### TASK OBJECTIVE
Scan the records below. List lines holding "true".

### DATA FOR PROCESSING
+++

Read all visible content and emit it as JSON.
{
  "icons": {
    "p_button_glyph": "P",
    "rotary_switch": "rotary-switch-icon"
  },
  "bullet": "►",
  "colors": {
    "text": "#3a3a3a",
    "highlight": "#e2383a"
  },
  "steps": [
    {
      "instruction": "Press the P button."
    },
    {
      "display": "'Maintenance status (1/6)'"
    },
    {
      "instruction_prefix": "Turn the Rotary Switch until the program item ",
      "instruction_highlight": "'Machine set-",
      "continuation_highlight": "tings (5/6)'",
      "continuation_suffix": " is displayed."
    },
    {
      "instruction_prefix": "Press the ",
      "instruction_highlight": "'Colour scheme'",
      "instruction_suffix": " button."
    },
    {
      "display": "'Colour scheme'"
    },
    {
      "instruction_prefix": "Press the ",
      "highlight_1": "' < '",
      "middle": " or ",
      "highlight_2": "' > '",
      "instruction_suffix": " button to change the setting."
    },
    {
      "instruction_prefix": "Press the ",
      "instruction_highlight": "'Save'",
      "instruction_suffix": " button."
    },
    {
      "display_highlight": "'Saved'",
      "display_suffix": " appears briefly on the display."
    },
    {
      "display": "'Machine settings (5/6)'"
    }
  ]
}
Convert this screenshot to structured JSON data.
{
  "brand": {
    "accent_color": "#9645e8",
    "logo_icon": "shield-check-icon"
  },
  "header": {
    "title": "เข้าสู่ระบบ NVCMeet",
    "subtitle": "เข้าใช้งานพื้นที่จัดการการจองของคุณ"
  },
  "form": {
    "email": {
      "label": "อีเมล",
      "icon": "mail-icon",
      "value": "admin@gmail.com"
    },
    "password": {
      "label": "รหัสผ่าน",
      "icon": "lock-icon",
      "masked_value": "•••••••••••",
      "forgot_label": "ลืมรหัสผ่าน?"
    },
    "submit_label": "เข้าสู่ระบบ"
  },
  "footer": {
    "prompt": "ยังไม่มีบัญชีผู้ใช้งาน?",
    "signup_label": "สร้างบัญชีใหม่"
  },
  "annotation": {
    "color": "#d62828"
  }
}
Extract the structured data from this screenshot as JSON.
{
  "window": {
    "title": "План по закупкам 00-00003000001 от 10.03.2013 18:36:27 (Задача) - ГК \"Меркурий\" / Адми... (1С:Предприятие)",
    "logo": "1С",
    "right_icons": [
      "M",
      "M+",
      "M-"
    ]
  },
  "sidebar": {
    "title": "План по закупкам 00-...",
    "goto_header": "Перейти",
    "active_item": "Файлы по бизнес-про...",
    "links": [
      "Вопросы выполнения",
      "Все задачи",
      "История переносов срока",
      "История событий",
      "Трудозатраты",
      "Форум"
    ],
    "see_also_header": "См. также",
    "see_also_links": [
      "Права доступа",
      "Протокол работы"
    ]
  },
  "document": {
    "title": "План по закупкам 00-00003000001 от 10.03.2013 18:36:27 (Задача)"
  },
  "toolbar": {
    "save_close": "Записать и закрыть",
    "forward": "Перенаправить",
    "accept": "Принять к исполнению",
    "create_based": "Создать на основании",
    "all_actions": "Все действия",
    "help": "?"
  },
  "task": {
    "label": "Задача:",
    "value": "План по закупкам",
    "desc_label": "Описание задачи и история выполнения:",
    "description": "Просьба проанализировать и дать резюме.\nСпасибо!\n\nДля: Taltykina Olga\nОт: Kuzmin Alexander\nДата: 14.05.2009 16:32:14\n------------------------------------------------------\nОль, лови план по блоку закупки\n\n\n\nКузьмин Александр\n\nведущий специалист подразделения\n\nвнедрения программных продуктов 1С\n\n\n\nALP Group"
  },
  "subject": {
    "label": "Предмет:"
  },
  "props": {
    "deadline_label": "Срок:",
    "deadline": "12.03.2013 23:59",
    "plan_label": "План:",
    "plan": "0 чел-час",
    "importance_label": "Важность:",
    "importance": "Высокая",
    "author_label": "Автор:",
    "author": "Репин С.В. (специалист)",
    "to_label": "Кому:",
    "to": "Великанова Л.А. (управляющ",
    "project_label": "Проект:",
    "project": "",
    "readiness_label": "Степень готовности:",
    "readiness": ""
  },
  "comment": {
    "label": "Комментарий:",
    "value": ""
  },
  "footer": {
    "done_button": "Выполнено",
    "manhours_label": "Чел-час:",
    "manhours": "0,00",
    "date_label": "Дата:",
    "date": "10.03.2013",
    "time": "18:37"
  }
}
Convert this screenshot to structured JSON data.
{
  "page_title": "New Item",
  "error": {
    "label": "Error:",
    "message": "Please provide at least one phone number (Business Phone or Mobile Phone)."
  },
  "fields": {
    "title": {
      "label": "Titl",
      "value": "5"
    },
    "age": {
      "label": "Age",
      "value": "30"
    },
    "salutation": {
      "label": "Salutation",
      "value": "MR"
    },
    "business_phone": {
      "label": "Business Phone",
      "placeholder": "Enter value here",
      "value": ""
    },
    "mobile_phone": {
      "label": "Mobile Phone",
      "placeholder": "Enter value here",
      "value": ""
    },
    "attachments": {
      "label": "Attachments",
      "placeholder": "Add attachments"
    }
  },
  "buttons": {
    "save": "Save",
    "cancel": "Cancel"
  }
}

+++

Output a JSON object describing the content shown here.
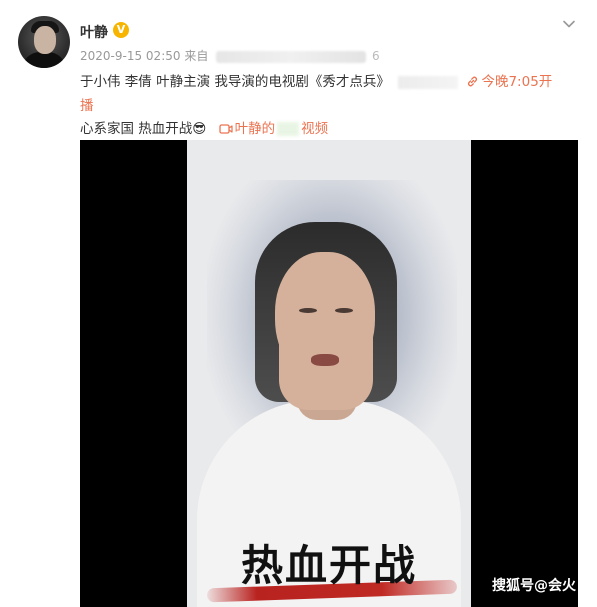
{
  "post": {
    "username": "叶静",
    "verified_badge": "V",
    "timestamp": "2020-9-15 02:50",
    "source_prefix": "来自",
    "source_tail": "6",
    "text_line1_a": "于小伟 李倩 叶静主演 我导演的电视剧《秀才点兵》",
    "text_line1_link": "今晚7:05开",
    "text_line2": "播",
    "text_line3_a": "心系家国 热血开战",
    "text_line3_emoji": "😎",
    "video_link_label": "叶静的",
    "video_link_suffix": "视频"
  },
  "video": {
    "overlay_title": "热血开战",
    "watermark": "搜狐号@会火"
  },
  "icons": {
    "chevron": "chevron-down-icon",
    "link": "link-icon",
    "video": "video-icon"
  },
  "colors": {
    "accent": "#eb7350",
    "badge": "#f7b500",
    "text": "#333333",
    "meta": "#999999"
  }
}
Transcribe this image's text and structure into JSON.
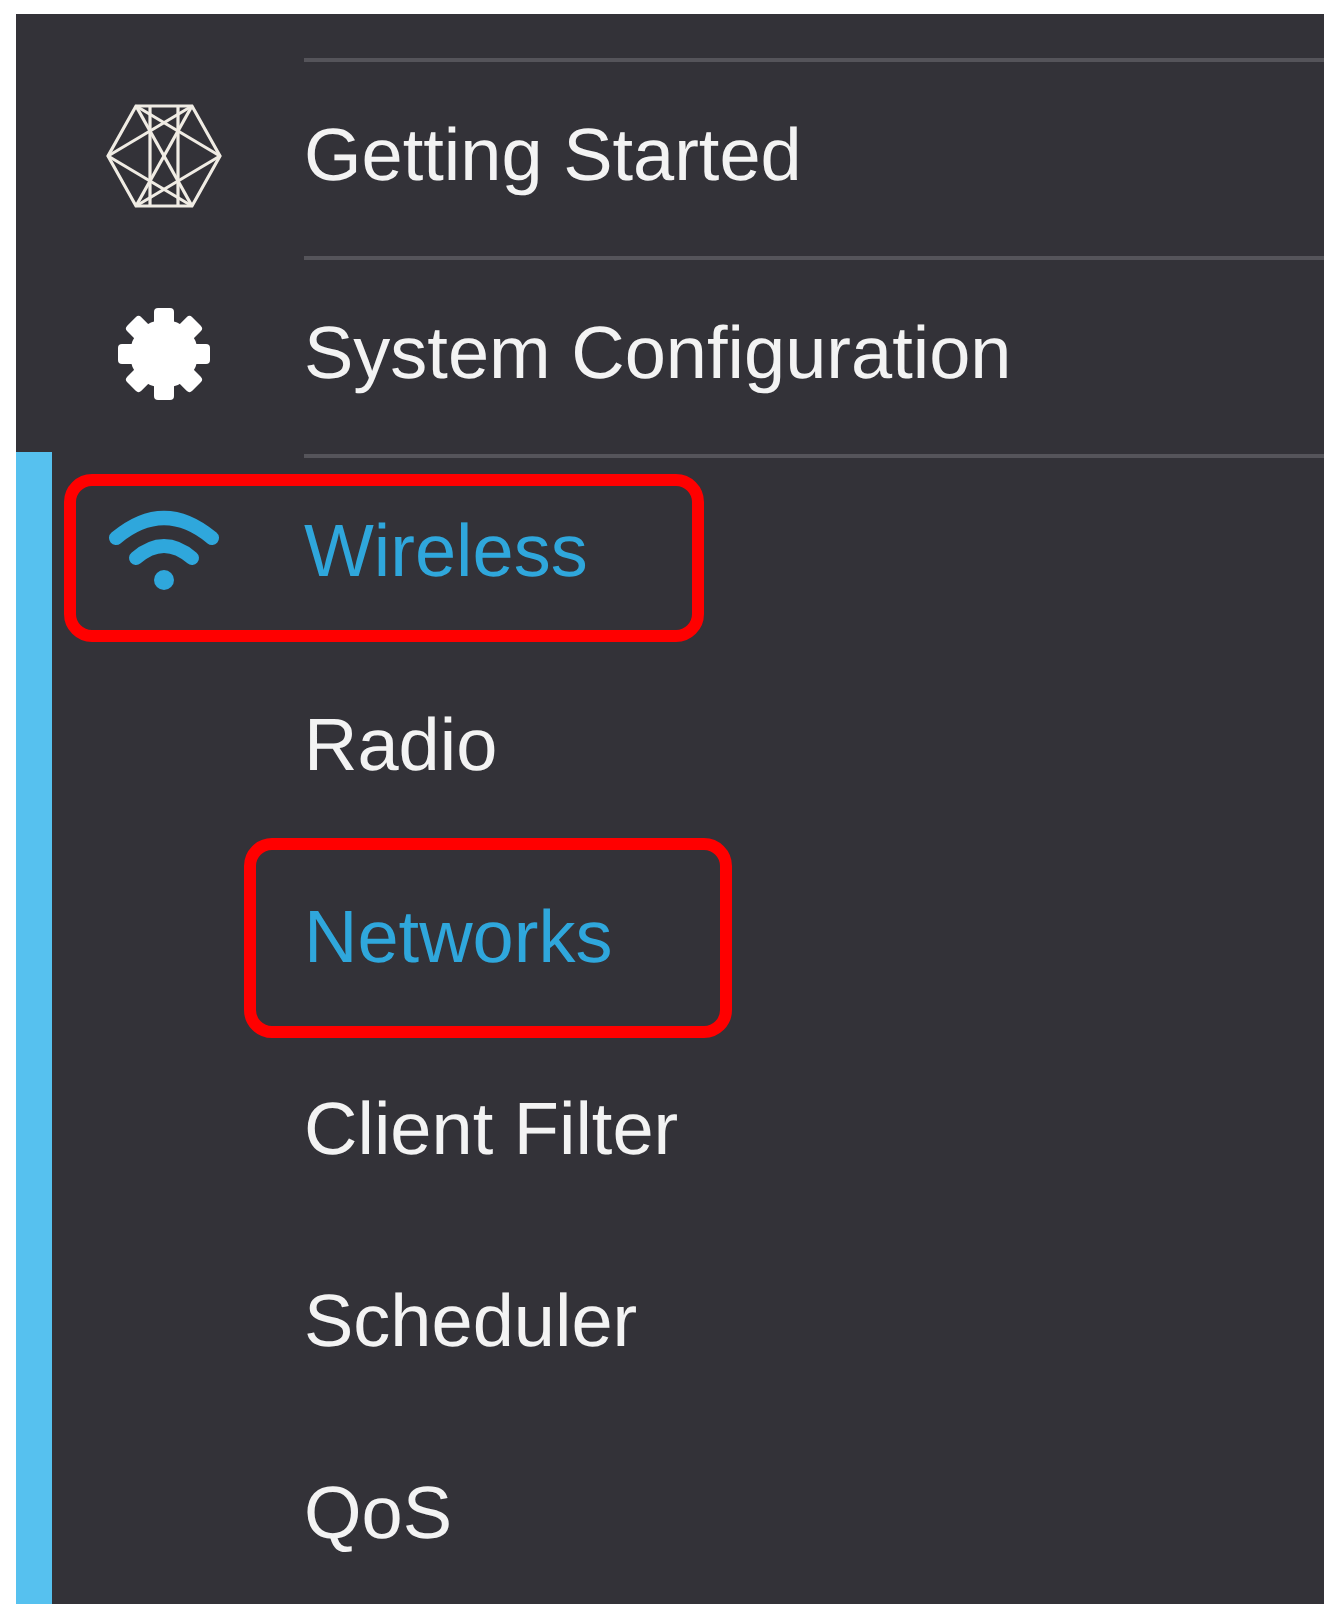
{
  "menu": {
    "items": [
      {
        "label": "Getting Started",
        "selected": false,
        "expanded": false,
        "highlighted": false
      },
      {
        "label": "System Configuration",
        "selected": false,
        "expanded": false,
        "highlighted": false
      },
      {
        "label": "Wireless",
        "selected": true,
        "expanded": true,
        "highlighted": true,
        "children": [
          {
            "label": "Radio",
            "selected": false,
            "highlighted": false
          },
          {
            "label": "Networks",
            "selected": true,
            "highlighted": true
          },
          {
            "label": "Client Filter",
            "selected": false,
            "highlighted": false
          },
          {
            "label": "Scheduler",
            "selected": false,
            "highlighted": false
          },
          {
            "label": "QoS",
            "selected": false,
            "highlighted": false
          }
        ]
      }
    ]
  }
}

+++

### WRITTEN SOLUTION
        "selected": true,
        "expanded": true,
        "highlighted": true,
            "selected": true,
            "highlighted": true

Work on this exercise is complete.